-- BEGIN RECORDS PROVIDED --
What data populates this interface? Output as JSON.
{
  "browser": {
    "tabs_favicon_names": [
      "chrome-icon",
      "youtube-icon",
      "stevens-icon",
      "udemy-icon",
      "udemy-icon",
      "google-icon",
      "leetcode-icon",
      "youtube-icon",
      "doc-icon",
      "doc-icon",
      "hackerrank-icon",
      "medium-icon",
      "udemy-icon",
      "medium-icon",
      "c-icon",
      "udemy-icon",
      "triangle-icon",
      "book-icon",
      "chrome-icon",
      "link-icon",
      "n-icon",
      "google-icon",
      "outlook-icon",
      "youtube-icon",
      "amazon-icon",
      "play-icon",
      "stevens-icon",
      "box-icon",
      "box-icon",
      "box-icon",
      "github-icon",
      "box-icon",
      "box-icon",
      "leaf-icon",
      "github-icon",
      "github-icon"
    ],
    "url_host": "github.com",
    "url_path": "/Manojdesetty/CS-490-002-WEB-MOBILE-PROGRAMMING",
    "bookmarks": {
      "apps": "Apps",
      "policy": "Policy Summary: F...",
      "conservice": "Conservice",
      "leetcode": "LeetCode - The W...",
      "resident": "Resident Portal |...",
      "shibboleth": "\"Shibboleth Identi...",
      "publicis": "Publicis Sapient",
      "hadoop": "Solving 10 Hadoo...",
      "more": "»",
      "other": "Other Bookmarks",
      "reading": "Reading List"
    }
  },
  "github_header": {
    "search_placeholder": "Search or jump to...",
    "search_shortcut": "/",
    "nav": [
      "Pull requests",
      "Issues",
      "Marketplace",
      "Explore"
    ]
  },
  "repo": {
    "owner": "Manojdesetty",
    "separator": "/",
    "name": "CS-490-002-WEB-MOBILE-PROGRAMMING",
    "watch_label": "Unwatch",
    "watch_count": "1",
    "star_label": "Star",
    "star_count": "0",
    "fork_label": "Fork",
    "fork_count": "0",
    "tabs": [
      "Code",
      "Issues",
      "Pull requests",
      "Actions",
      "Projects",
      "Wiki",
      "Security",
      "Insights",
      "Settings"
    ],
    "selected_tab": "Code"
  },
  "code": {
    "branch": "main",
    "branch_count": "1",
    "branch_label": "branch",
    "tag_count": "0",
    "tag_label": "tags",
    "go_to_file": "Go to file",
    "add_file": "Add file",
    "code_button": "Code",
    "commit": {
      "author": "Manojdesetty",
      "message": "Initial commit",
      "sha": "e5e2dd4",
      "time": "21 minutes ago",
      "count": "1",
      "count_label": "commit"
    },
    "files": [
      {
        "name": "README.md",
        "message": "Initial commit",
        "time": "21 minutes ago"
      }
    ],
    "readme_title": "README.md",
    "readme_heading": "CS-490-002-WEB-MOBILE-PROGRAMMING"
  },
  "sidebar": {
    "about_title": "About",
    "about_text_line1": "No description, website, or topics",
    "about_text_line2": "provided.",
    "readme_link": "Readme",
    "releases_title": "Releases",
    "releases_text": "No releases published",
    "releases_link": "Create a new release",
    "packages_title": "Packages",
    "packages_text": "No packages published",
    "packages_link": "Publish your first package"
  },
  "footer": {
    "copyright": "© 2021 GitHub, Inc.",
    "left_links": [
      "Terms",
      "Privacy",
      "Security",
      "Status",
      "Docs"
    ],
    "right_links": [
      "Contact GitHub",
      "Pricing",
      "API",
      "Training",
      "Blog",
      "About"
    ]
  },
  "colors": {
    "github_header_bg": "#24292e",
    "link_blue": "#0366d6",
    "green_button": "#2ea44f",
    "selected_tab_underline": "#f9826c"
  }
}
-- END RECORDS PROVIDED --
The records above should be duplicated in full, exactly as given.

FINISHED ANSWER:
What data populates this interface? Output as JSON.
{
  "browser": {
    "tabs_favicon_names": [
      "chrome-icon",
      "youtube-icon",
      "stevens-icon",
      "udemy-icon",
      "udemy-icon",
      "google-icon",
      "leetcode-icon",
      "youtube-icon",
      "doc-icon",
      "doc-icon",
      "hackerrank-icon",
      "medium-icon",
      "udemy-icon",
      "medium-icon",
      "c-icon",
      "udemy-icon",
      "triangle-icon",
      "book-icon",
      "chrome-icon",
      "link-icon",
      "n-icon",
      "google-icon",
      "outlook-icon",
      "youtube-icon",
      "amazon-icon",
      "play-icon",
      "stevens-icon",
      "box-icon",
      "box-icon",
      "box-icon",
      "github-icon",
      "box-icon",
      "box-icon",
      "leaf-icon",
      "github-icon",
      "github-icon"
    ],
    "url_host": "github.com",
    "url_path": "/Manojdesetty/CS-490-002-WEB-MOBILE-PROGRAMMING",
    "bookmarks": {
      "apps": "Apps",
      "policy": "Policy Summary: F...",
      "conservice": "Conservice",
      "leetcode": "LeetCode - The W...",
      "resident": "Resident Portal |...",
      "shibboleth": "\"Shibboleth Identi...",
      "publicis": "Publicis Sapient",
      "hadoop": "Solving 10 Hadoo...",
      "more": "»",
      "other": "Other Bookmarks",
      "reading": "Reading List"
    }
  },
  "github_header": {
    "search_placeholder": "Search or jump to...",
    "search_shortcut": "/",
    "nav": [
      "Pull requests",
      "Issues",
      "Marketplace",
      "Explore"
    ]
  },
  "repo": {
    "owner": "Manojdesetty",
    "separator": "/",
    "name": "CS-490-002-WEB-MOBILE-PROGRAMMING",
    "watch_label": "Unwatch",
    "watch_count": "1",
    "star_label": "Star",
    "star_count": "0",
    "fork_label": "Fork",
    "fork_count": "0",
    "tabs": [
      "Code",
      "Issues",
      "Pull requests",
      "Actions",
      "Projects",
      "Wiki",
      "Security",
      "Insights",
      "Settings"
    ],
    "selected_tab": "Code"
  },
  "code": {
    "branch": "main",
    "branch_count": "1",
    "branch_label": "branch",
    "tag_count": "0",
    "tag_label": "tags",
    "go_to_file": "Go to file",
    "add_file": "Add file",
    "code_button": "Code",
    "commit": {
      "author": "Manojdesetty",
      "message": "Initial commit",
      "sha": "e5e2dd4",
      "time": "21 minutes ago",
      "count": "1",
      "count_label": "commit"
    },
    "files": [
      {
        "name": "README.md",
        "message": "Initial commit",
        "time": "21 minutes ago"
      }
    ],
    "readme_title": "README.md",
    "readme_heading": "CS-490-002-WEB-MOBILE-PROGRAMMING"
  },
  "sidebar": {
    "about_title": "About",
    "about_text_line1": "No description, website, or topics",
    "about_text_line2": "provided.",
    "readme_link": "Readme",
    "releases_title": "Releases",
    "releases_text": "No releases published",
    "releases_link": "Create a new release",
    "packages_title": "Packages",
    "packages_text": "No packages published",
    "packages_link": "Publish your first package"
  },
  "footer": {
    "copyright": "© 2021 GitHub, Inc.",
    "left_links": [
      "Terms",
      "Privacy",
      "Security",
      "Status",
      "Docs"
    ],
    "right_links": [
      "Contact GitHub",
      "Pricing",
      "API",
      "Training",
      "Blog",
      "About"
    ]
  },
  "colors": {
    "github_header_bg": "#24292e",
    "link_blue": "#0366d6",
    "green_button": "#2ea44f",
    "selected_tab_underline": "#f9826c"
  }
}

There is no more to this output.